____ EXCERPTED TEXT
She was primarily raised in Forest Hills, Queens and Lyme, Connecticut, where her parents owned a home on Beckett Hill. There her parents became acquainted with Guy C. Wiggins through his art. Wiggins graduated from Hempstead High School in Hempstead, New York and subsequently attended Queens College.

== Personal life ==
In 1946, she married Dr. William Carl Gittinger, son of William M. Gittinger and Caroline Gittinger (née Raab), of Ozone Park, Queens. He died in the crash of Capital Airlines Flight 75 on May 12, 1959, near Chase, Maryland, aged 32. They had a son:

- Grant P. Wiggins (né Gittinger; 1950–2015), a noted educator and author, married Denise Wilbur, had four children. He would later be adopted by Wiggins' second husband and take his family name.
________
____ EXCERPTED DATA
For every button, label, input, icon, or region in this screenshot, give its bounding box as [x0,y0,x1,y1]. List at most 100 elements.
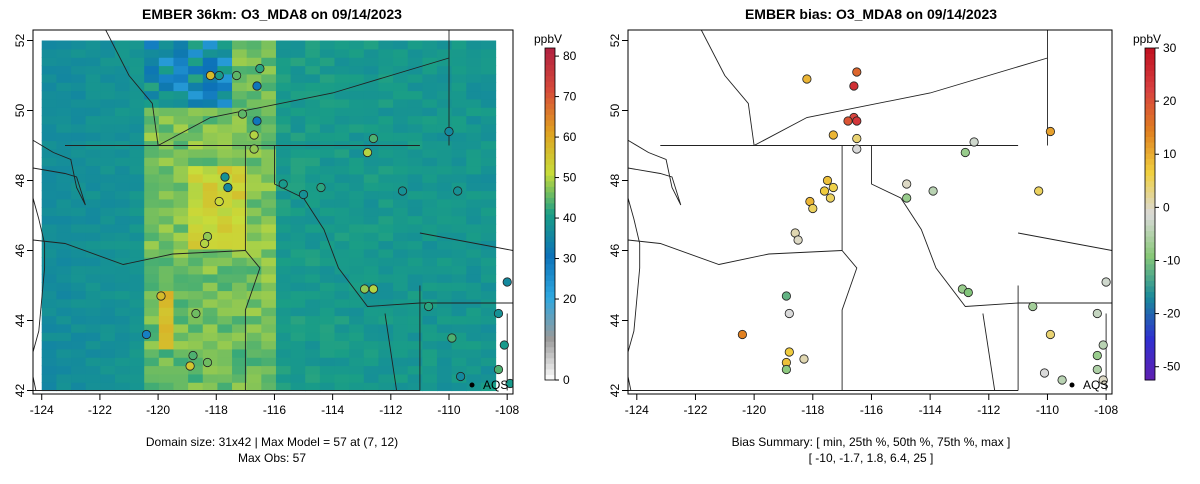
________
____ EXCERPTED DATA
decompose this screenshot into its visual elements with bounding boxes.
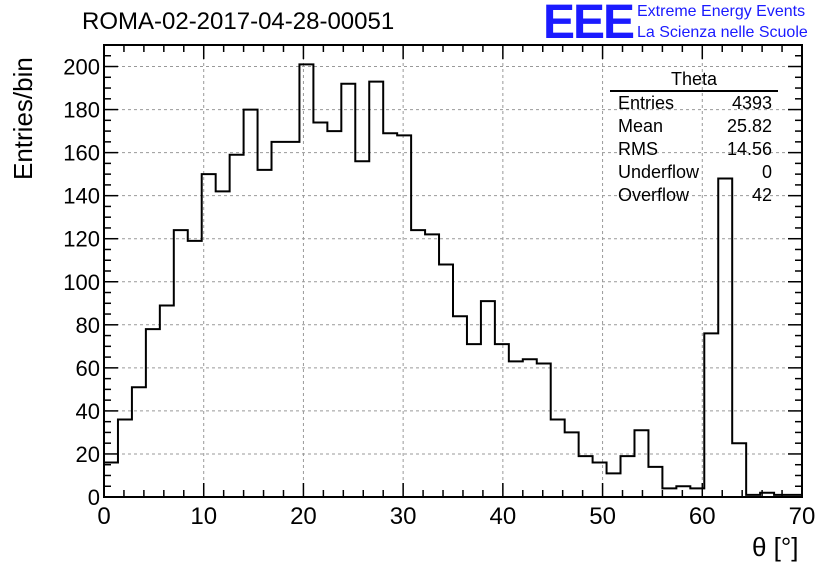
________
#### CHALLENGES
**1.** Copy the biographical excerpt about the Wiggins family word for word, from "- Grant P. Wiggins" to "his family name.".
**2.** Go on with the biographical excerpt about the Wiggins family, starting after its last sentence.

#### TASK-BY-TASK ANSWERS
**1.**
- Grant P. Wiggins (né Gittinger; 1950–2015), a noted educator and author, married Denise Wilbur, had four children. He would later be adopted by Wiggins' second husband and take his family name.

**2.**
On September 26, 1959, she married, secondly, to Guy Arthur Wiggins (1920–2020), a son of Guy C. Wiggins and Dolores Wiggins (née Gaxton). He was also a grandson of Carleton Wiggins, a noted Hudson River School painter. They were introduced since Dorothy's parents collected the paintings of his father and were acquaintances while living in Lyme, Connecticut. They had two sons;

- Guy Stuart Wiggins (born 1962), a lawyer and businessman, firstly married to Rose Alexandra Kernochan, divorced.
- Noel Carleton Wiggins (born 1964), an artist, creative director and founder of Areaware, a furniture, decor and design company, based in New York City.
As of August 2026, aged 101, Wiggins independently resides in a brownstone in the West Village.